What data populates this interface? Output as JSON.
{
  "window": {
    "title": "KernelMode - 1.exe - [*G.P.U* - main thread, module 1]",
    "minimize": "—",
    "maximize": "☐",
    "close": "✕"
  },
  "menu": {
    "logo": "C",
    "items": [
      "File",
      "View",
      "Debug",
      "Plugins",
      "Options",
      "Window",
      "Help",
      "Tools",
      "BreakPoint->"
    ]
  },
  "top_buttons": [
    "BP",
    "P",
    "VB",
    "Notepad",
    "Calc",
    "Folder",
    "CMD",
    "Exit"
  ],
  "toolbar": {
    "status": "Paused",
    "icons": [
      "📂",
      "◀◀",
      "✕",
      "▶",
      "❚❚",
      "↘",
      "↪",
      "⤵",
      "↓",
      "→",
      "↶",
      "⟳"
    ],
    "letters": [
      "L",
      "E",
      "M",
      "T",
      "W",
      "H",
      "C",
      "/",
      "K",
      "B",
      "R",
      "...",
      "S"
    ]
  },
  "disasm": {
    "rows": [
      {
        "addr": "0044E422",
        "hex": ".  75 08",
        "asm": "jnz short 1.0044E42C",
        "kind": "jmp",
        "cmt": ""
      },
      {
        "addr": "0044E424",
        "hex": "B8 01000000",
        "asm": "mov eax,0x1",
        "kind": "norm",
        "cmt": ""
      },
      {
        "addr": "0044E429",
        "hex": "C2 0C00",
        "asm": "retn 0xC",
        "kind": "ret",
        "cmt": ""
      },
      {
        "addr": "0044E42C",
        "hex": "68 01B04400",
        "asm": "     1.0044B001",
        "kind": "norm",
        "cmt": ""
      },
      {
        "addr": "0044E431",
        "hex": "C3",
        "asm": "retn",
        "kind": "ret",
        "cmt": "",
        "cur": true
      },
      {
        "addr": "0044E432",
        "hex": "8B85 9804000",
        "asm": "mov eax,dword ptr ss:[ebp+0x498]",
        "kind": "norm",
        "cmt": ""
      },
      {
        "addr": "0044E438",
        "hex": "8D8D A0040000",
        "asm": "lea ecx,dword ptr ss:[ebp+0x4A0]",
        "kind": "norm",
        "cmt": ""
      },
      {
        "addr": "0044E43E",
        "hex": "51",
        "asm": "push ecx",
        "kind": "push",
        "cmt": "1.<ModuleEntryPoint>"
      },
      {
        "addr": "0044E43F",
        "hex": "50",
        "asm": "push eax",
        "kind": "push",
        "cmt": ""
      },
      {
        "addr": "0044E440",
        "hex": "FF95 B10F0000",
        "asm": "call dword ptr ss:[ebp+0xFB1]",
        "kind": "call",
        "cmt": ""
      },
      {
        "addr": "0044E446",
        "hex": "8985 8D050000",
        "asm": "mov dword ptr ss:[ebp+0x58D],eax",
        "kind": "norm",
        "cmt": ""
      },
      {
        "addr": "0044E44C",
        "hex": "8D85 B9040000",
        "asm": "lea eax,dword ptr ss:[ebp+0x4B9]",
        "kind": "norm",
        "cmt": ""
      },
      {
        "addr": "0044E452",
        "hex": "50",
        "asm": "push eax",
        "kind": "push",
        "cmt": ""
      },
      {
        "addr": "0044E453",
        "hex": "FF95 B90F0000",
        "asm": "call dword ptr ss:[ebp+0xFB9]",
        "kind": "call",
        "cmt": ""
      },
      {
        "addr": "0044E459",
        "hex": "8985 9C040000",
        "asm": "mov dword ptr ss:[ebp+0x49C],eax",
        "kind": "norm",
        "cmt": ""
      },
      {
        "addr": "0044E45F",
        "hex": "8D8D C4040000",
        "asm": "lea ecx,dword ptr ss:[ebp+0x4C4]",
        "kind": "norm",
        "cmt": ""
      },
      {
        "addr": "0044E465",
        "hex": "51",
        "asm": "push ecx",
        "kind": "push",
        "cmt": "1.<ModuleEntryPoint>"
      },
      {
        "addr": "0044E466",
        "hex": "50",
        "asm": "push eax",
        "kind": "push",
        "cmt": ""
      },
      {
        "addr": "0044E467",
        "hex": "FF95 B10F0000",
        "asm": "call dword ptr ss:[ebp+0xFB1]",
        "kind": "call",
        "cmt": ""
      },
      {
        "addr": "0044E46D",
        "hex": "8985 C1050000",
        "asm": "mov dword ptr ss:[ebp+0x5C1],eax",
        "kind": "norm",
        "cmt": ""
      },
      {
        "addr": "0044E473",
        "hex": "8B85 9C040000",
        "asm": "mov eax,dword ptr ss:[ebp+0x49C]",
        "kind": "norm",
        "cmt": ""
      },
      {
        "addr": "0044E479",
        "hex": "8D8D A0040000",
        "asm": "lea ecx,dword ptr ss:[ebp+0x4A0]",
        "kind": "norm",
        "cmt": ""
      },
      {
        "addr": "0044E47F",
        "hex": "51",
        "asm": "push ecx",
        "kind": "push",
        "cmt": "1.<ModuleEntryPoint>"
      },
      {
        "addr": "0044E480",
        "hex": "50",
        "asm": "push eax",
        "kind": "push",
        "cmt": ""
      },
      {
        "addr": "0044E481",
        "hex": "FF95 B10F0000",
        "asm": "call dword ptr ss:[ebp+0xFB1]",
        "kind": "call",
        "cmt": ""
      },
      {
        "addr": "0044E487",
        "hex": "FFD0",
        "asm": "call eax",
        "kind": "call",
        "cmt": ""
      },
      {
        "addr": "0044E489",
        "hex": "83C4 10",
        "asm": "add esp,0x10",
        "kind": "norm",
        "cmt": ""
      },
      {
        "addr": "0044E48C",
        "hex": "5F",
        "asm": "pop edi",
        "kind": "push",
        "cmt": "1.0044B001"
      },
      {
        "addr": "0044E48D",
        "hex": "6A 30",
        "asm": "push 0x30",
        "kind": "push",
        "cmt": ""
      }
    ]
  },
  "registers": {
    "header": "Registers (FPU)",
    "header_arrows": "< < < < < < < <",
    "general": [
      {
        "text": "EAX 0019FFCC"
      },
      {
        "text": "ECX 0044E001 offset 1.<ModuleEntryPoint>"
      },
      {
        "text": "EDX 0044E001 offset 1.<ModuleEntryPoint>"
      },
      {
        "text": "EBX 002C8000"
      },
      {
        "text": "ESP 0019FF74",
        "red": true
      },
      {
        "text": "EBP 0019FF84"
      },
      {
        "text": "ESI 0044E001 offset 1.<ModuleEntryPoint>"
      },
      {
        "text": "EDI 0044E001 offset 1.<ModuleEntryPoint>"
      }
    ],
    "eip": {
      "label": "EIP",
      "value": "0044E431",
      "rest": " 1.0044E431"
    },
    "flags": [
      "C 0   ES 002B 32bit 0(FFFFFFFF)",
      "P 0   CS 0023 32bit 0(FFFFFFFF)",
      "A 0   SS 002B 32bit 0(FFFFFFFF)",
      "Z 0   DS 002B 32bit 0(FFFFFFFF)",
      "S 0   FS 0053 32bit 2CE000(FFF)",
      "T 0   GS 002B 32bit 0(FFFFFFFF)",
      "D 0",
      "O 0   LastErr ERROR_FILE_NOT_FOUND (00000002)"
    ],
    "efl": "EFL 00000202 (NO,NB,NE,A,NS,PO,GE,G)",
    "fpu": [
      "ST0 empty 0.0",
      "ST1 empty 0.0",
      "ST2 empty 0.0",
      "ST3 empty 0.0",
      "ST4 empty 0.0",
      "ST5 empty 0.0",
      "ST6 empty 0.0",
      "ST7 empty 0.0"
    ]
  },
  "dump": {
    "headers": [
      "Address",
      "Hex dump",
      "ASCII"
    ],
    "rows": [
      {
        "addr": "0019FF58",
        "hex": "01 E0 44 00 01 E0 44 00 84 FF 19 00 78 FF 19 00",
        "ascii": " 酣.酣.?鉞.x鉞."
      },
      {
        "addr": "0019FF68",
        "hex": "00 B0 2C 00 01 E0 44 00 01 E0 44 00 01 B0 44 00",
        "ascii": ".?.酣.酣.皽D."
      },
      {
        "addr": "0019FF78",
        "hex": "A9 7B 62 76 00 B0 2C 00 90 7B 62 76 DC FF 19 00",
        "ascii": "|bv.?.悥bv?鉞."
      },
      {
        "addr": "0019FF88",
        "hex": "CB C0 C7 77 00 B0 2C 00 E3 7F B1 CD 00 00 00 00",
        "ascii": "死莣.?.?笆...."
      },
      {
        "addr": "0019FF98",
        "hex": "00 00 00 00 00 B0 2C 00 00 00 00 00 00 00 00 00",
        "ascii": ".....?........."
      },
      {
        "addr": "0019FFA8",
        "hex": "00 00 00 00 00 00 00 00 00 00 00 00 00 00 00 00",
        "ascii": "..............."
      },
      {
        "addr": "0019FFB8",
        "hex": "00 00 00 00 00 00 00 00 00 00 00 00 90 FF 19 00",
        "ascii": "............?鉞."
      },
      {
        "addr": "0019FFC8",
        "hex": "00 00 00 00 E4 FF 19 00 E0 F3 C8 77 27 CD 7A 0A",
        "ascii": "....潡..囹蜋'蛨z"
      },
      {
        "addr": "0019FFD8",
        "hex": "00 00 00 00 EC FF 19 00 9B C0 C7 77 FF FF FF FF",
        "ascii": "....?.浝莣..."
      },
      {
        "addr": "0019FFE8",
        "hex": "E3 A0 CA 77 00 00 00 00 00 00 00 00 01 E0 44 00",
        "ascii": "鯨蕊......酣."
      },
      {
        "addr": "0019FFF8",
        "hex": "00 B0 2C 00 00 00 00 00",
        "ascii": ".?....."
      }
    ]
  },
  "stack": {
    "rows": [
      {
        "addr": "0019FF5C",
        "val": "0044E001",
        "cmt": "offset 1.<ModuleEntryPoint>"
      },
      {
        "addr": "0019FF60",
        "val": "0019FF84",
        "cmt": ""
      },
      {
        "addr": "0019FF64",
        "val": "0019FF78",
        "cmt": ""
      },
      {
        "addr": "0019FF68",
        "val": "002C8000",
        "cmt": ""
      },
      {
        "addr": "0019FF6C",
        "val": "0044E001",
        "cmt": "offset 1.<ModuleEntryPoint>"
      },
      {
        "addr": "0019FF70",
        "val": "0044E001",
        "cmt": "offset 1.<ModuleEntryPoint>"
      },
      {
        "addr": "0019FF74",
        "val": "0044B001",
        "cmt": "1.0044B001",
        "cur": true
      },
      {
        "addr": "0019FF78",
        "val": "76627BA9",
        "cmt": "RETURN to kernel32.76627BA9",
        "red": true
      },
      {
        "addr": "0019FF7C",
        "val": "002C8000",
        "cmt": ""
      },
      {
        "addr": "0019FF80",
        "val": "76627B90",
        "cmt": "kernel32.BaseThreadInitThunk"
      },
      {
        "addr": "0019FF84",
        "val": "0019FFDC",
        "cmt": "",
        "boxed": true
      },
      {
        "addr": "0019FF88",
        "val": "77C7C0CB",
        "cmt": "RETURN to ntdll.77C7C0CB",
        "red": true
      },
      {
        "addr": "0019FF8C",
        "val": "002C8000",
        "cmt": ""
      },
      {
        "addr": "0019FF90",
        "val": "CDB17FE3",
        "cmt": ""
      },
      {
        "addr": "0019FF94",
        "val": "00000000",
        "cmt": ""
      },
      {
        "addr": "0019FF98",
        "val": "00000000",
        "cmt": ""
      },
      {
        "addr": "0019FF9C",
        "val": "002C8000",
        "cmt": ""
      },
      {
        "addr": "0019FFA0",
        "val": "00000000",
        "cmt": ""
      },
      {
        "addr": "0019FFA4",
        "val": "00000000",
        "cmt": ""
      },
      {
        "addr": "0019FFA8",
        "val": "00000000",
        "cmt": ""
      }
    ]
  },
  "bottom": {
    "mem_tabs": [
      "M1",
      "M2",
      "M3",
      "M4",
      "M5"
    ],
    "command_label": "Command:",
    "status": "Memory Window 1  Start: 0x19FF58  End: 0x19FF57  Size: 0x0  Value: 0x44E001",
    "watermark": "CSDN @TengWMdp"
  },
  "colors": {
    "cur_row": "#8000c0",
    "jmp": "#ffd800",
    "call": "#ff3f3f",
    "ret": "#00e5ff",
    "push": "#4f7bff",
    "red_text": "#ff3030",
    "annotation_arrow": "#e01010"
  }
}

**********

## WRITTEN REQUEST
Filter the listing above for the string "RETURN" and copy every matching line.

## WRITTEN ANSWER
        "cmt": "RETURN to kernel32.76627BA9",
        "cmt": "RETURN to ntdll.77C7C0CB",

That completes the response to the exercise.